BEGIN Records for processing

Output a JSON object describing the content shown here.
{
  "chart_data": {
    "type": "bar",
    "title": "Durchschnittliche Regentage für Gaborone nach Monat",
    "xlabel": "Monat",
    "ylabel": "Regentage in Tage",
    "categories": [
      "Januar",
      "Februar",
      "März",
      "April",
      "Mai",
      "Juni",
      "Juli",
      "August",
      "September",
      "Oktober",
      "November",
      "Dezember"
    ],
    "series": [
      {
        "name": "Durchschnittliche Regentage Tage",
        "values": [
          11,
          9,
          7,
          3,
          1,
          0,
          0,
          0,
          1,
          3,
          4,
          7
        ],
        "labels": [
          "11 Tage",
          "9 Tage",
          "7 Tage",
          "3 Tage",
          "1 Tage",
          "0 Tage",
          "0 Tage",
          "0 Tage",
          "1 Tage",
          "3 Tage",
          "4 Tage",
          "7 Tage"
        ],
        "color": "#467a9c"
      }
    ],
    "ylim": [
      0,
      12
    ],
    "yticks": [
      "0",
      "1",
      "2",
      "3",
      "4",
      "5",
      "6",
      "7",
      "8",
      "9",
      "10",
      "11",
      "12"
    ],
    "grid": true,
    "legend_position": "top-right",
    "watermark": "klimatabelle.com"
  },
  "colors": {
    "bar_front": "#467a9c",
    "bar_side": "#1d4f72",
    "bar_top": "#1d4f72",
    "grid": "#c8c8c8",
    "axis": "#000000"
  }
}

END Records for processing

_Work to do:_
Set down the entries above again, word for word.

_Task response:_
Output a JSON object describing the content shown here.
{
  "chart_data": {
    "type": "bar",
    "title": "Durchschnittliche Regentage für Gaborone nach Monat",
    "xlabel": "Monat",
    "ylabel": "Regentage in Tage",
    "categories": [
      "Januar",
      "Februar",
      "März",
      "April",
      "Mai",
      "Juni",
      "Juli",
      "August",
      "September",
      "Oktober",
      "November",
      "Dezember"
    ],
    "series": [
      {
        "name": "Durchschnittliche Regentage Tage",
        "values": [
          11,
          9,
          7,
          3,
          1,
          0,
          0,
          0,
          1,
          3,
          4,
          7
        ],
        "labels": [
          "11 Tage",
          "9 Tage",
          "7 Tage",
          "3 Tage",
          "1 Tage",
          "0 Tage",
          "0 Tage",
          "0 Tage",
          "1 Tage",
          "3 Tage",
          "4 Tage",
          "7 Tage"
        ],
        "color": "#467a9c"
      }
    ],
    "ylim": [
      0,
      12
    ],
    "yticks": [
      "0",
      "1",
      "2",
      "3",
      "4",
      "5",
      "6",
      "7",
      "8",
      "9",
      "10",
      "11",
      "12"
    ],
    "grid": true,
    "legend_position": "top-right",
    "watermark": "klimatabelle.com"
  },
  "colors": {
    "bar_front": "#467a9c",
    "bar_side": "#1d4f72",
    "bar_top": "#1d4f72",
    "grid": "#c8c8c8",
    "axis": "#000000"
  }
}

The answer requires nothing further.